Your task is to retype each line of the data below exactly.
-- BEGIN Given records --
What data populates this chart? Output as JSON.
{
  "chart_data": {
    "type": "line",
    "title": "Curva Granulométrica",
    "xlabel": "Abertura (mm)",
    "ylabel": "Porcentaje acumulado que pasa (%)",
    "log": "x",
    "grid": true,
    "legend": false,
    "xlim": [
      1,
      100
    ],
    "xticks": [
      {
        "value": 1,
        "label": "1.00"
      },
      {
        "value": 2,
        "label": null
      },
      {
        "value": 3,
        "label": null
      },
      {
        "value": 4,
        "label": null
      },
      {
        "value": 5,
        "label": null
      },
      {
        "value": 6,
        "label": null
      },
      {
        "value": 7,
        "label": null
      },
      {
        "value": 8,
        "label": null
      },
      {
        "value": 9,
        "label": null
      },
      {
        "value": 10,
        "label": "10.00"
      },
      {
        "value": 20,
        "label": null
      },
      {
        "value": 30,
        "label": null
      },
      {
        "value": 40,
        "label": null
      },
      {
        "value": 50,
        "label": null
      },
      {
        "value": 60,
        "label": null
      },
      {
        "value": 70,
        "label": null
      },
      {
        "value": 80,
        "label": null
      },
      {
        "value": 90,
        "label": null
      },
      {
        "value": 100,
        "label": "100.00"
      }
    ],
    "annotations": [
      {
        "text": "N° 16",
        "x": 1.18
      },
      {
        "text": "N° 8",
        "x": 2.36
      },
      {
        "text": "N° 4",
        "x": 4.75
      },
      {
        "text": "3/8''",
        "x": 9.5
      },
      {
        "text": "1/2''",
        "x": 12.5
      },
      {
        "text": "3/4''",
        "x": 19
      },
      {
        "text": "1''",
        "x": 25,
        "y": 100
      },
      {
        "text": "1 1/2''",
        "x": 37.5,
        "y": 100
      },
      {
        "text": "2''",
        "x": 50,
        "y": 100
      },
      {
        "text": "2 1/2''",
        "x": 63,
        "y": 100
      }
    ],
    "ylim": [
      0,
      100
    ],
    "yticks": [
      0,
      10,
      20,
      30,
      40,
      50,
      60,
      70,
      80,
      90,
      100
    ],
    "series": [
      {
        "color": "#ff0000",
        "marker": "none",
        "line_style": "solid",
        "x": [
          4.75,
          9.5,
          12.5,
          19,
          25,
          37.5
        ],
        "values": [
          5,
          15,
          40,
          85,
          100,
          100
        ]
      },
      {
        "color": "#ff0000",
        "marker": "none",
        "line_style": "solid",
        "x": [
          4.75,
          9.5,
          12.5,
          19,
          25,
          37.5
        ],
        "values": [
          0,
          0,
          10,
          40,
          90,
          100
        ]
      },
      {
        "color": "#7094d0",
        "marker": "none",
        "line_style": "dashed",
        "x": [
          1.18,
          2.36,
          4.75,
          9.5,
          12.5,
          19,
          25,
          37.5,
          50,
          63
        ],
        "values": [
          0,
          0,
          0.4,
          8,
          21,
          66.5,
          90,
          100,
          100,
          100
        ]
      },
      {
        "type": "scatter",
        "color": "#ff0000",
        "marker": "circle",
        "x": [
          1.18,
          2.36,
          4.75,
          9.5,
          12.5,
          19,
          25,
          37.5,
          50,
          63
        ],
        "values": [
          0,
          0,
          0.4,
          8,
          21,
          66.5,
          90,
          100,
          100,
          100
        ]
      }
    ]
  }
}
-- END Given records --
- _Reply_
What data populates this chart? Output as JSON.
{
  "chart_data": {
    "type": "line",
    "title": "Curva Granulométrica",
    "xlabel": "Abertura (mm)",
    "ylabel": "Porcentaje acumulado que pasa (%)",
    "log": "x",
    "grid": true,
    "legend": false,
    "xlim": [
      1,
      100
    ],
    "xticks": [
      {
        "value": 1,
        "label": "1.00"
      },
      {
        "value": 2,
        "label": null
      },
      {
        "value": 3,
        "label": null
      },
      {
        "value": 4,
        "label": null
      },
      {
        "value": 5,
        "label": null
      },
      {
        "value": 6,
        "label": null
      },
      {
        "value": 7,
        "label": null
      },
      {
        "value": 8,
        "label": null
      },
      {
        "value": 9,
        "label": null
      },
      {
        "value": 10,
        "label": "10.00"
      },
      {
        "value": 20,
        "label": null
      },
      {
        "value": 30,
        "label": null
      },
      {
        "value": 40,
        "label": null
      },
      {
        "value": 50,
        "label": null
      },
      {
        "value": 60,
        "label": null
      },
      {
        "value": 70,
        "label": null
      },
      {
        "value": 80,
        "label": null
      },
      {
        "value": 90,
        "label": null
      },
      {
        "value": 100,
        "label": "100.00"
      }
    ],
    "annotations": [
      {
        "text": "N° 16",
        "x": 1.18
      },
      {
        "text": "N° 8",
        "x": 2.36
      },
      {
        "text": "N° 4",
        "x": 4.75
      },
      {
        "text": "3/8''",
        "x": 9.5
      },
      {
        "text": "1/2''",
        "x": 12.5
      },
      {
        "text": "3/4''",
        "x": 19
      },
      {
        "text": "1''",
        "x": 25,
        "y": 100
      },
      {
        "text": "1 1/2''",
        "x": 37.5,
        "y": 100
      },
      {
        "text": "2''",
        "x": 50,
        "y": 100
      },
      {
        "text": "2 1/2''",
        "x": 63,
        "y": 100
      }
    ],
    "ylim": [
      0,
      100
    ],
    "yticks": [
      0,
      10,
      20,
      30,
      40,
      50,
      60,
      70,
      80,
      90,
      100
    ],
    "series": [
      {
        "color": "#ff0000",
        "marker": "none",
        "line_style": "solid",
        "x": [
          4.75,
          9.5,
          12.5,
          19,
          25,
          37.5
        ],
        "values": [
          5,
          15,
          40,
          85,
          100,
          100
        ]
      },
      {
        "color": "#ff0000",
        "marker": "none",
        "line_style": "solid",
        "x": [
          4.75,
          9.5,
          12.5,
          19,
          25,
          37.5
        ],
        "values": [
          0,
          0,
          10,
          40,
          90,
          100
        ]
      },
      {
        "color": "#7094d0",
        "marker": "none",
        "line_style": "dashed",
        "x": [
          1.18,
          2.36,
          4.75,
          9.5,
          12.5,
          19,
          25,
          37.5,
          50,
          63
        ],
        "values": [
          0,
          0,
          0.4,
          8,
          21,
          66.5,
          90,
          100,
          100,
          100
        ]
      },
      {
        "type": "scatter",
        "color": "#ff0000",
        "marker": "circle",
        "x": [
          1.18,
          2.36,
          4.75,
          9.5,
          12.5,
          19,
          25,
          37.5,
          50,
          63
        ],
        "values": [
          0,
          0,
          0.4,
          8,
          21,
          66.5,
          90,
          100,
          100,
          100
        ]
      }
    ]
  }
}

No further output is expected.